Task statement: Copy out each line of the material below with no changes.

Input for this task:
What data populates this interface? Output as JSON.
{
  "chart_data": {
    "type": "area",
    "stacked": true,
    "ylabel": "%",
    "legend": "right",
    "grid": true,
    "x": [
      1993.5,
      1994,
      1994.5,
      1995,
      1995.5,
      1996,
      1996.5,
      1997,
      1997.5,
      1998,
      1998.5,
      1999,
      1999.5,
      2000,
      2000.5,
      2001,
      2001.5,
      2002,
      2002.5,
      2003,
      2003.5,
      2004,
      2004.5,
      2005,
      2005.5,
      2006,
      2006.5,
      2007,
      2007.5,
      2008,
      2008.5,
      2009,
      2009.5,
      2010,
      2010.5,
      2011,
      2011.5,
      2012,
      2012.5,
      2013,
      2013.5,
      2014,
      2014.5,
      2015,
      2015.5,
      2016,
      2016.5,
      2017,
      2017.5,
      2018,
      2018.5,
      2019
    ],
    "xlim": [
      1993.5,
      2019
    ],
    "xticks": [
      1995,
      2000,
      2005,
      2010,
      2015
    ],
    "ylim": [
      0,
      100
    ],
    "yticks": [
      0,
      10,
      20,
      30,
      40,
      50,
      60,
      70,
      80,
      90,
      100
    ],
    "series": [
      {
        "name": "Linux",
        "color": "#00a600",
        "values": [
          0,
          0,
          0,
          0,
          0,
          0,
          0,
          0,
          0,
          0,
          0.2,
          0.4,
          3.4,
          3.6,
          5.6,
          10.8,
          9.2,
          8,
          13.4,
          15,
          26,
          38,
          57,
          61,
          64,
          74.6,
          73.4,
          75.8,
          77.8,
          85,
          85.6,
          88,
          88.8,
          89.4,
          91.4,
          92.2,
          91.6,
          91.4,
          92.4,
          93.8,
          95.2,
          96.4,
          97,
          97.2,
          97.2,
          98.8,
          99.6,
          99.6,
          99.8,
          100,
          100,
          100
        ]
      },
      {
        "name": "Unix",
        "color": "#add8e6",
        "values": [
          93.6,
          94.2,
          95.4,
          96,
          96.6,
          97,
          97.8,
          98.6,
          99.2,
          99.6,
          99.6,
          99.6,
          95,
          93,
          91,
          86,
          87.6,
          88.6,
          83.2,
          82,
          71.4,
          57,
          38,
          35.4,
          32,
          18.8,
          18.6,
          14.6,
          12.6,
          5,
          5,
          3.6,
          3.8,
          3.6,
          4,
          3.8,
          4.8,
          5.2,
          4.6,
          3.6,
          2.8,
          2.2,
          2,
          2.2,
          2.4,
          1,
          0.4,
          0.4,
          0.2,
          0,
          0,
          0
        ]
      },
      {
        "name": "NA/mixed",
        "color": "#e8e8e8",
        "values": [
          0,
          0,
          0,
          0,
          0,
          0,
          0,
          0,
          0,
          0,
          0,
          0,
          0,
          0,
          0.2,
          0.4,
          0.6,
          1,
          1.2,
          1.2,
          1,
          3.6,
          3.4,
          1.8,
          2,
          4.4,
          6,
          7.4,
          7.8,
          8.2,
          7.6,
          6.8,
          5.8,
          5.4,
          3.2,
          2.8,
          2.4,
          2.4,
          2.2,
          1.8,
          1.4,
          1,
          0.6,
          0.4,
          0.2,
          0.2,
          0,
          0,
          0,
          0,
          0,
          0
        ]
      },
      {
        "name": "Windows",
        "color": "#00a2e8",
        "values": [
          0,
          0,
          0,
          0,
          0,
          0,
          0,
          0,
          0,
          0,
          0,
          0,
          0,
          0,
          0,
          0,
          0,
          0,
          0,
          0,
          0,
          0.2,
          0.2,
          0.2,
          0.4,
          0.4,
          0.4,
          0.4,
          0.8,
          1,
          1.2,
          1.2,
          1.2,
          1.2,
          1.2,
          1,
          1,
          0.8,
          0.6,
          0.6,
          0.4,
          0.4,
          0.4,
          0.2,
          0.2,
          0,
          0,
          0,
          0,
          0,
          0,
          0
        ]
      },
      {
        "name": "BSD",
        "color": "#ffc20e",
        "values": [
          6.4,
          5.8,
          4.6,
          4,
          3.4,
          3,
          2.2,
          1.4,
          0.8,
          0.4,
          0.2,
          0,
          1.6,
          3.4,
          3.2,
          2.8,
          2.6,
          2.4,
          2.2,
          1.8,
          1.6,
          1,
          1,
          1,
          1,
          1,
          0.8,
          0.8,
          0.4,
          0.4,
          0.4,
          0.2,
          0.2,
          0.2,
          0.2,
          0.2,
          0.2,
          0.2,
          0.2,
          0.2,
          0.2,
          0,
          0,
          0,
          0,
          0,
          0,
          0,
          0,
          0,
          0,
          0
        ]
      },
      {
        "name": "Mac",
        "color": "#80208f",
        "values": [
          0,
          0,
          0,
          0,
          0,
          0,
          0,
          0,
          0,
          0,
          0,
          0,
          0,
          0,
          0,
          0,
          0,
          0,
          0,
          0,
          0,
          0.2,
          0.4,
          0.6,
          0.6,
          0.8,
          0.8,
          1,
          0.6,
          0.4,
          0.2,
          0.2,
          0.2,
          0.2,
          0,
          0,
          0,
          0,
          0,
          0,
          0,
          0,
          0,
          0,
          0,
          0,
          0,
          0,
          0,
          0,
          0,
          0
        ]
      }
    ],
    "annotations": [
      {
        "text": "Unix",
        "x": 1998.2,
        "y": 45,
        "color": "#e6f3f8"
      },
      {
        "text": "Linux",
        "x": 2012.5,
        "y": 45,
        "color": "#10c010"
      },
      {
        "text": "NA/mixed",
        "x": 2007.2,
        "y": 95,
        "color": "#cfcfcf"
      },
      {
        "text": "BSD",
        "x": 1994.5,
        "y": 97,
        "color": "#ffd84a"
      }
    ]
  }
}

Completed task:
What data populates this interface? Output as JSON.
{
  "chart_data": {
    "type": "area",
    "stacked": true,
    "ylabel": "%",
    "legend": "right",
    "grid": true,
    "x": [
      1993.5,
      1994,
      1994.5,
      1995,
      1995.5,
      1996,
      1996.5,
      1997,
      1997.5,
      1998,
      1998.5,
      1999,
      1999.5,
      2000,
      2000.5,
      2001,
      2001.5,
      2002,
      2002.5,
      2003,
      2003.5,
      2004,
      2004.5,
      2005,
      2005.5,
      2006,
      2006.5,
      2007,
      2007.5,
      2008,
      2008.5,
      2009,
      2009.5,
      2010,
      2010.5,
      2011,
      2011.5,
      2012,
      2012.5,
      2013,
      2013.5,
      2014,
      2014.5,
      2015,
      2015.5,
      2016,
      2016.5,
      2017,
      2017.5,
      2018,
      2018.5,
      2019
    ],
    "xlim": [
      1993.5,
      2019
    ],
    "xticks": [
      1995,
      2000,
      2005,
      2010,
      2015
    ],
    "ylim": [
      0,
      100
    ],
    "yticks": [
      0,
      10,
      20,
      30,
      40,
      50,
      60,
      70,
      80,
      90,
      100
    ],
    "series": [
      {
        "name": "Linux",
        "color": "#00a600",
        "values": [
          0,
          0,
          0,
          0,
          0,
          0,
          0,
          0,
          0,
          0,
          0.2,
          0.4,
          3.4,
          3.6,
          5.6,
          10.8,
          9.2,
          8,
          13.4,
          15,
          26,
          38,
          57,
          61,
          64,
          74.6,
          73.4,
          75.8,
          77.8,
          85,
          85.6,
          88,
          88.8,
          89.4,
          91.4,
          92.2,
          91.6,
          91.4,
          92.4,
          93.8,
          95.2,
          96.4,
          97,
          97.2,
          97.2,
          98.8,
          99.6,
          99.6,
          99.8,
          100,
          100,
          100
        ]
      },
      {
        "name": "Unix",
        "color": "#add8e6",
        "values": [
          93.6,
          94.2,
          95.4,
          96,
          96.6,
          97,
          97.8,
          98.6,
          99.2,
          99.6,
          99.6,
          99.6,
          95,
          93,
          91,
          86,
          87.6,
          88.6,
          83.2,
          82,
          71.4,
          57,
          38,
          35.4,
          32,
          18.8,
          18.6,
          14.6,
          12.6,
          5,
          5,
          3.6,
          3.8,
          3.6,
          4,
          3.8,
          4.8,
          5.2,
          4.6,
          3.6,
          2.8,
          2.2,
          2,
          2.2,
          2.4,
          1,
          0.4,
          0.4,
          0.2,
          0,
          0,
          0
        ]
      },
      {
        "name": "NA/mixed",
        "color": "#e8e8e8",
        "values": [
          0,
          0,
          0,
          0,
          0,
          0,
          0,
          0,
          0,
          0,
          0,
          0,
          0,
          0,
          0.2,
          0.4,
          0.6,
          1,
          1.2,
          1.2,
          1,
          3.6,
          3.4,
          1.8,
          2,
          4.4,
          6,
          7.4,
          7.8,
          8.2,
          7.6,
          6.8,
          5.8,
          5.4,
          3.2,
          2.8,
          2.4,
          2.4,
          2.2,
          1.8,
          1.4,
          1,
          0.6,
          0.4,
          0.2,
          0.2,
          0,
          0,
          0,
          0,
          0,
          0
        ]
      },
      {
        "name": "Windows",
        "color": "#00a2e8",
        "values": [
          0,
          0,
          0,
          0,
          0,
          0,
          0,
          0,
          0,
          0,
          0,
          0,
          0,
          0,
          0,
          0,
          0,
          0,
          0,
          0,
          0,
          0.2,
          0.2,
          0.2,
          0.4,
          0.4,
          0.4,
          0.4,
          0.8,
          1,
          1.2,
          1.2,
          1.2,
          1.2,
          1.2,
          1,
          1,
          0.8,
          0.6,
          0.6,
          0.4,
          0.4,
          0.4,
          0.2,
          0.2,
          0,
          0,
          0,
          0,
          0,
          0,
          0
        ]
      },
      {
        "name": "BSD",
        "color": "#ffc20e",
        "values": [
          6.4,
          5.8,
          4.6,
          4,
          3.4,
          3,
          2.2,
          1.4,
          0.8,
          0.4,
          0.2,
          0,
          1.6,
          3.4,
          3.2,
          2.8,
          2.6,
          2.4,
          2.2,
          1.8,
          1.6,
          1,
          1,
          1,
          1,
          1,
          0.8,
          0.8,
          0.4,
          0.4,
          0.4,
          0.2,
          0.2,
          0.2,
          0.2,
          0.2,
          0.2,
          0.2,
          0.2,
          0.2,
          0.2,
          0,
          0,
          0,
          0,
          0,
          0,
          0,
          0,
          0,
          0,
          0
        ]
      },
      {
        "name": "Mac",
        "color": "#80208f",
        "values": [
          0,
          0,
          0,
          0,
          0,
          0,
          0,
          0,
          0,
          0,
          0,
          0,
          0,
          0,
          0,
          0,
          0,
          0,
          0,
          0,
          0,
          0.2,
          0.4,
          0.6,
          0.6,
          0.8,
          0.8,
          1,
          0.6,
          0.4,
          0.2,
          0.2,
          0.2,
          0.2,
          0,
          0,
          0,
          0,
          0,
          0,
          0,
          0,
          0,
          0,
          0,
          0,
          0,
          0,
          0,
          0,
          0,
          0
        ]
      }
    ],
    "annotations": [
      {
        "text": "Unix",
        "x": 1998.2,
        "y": 45,
        "color": "#e6f3f8"
      },
      {
        "text": "Linux",
        "x": 2012.5,
        "y": 45,
        "color": "#10c010"
      },
      {
        "text": "NA/mixed",
        "x": 2007.2,
        "y": 95,
        "color": "#cfcfcf"
      },
      {
        "text": "BSD",
        "x": 1994.5,
        "y": 97,
        "color": "#ffd84a"
      }
    ]
  }
}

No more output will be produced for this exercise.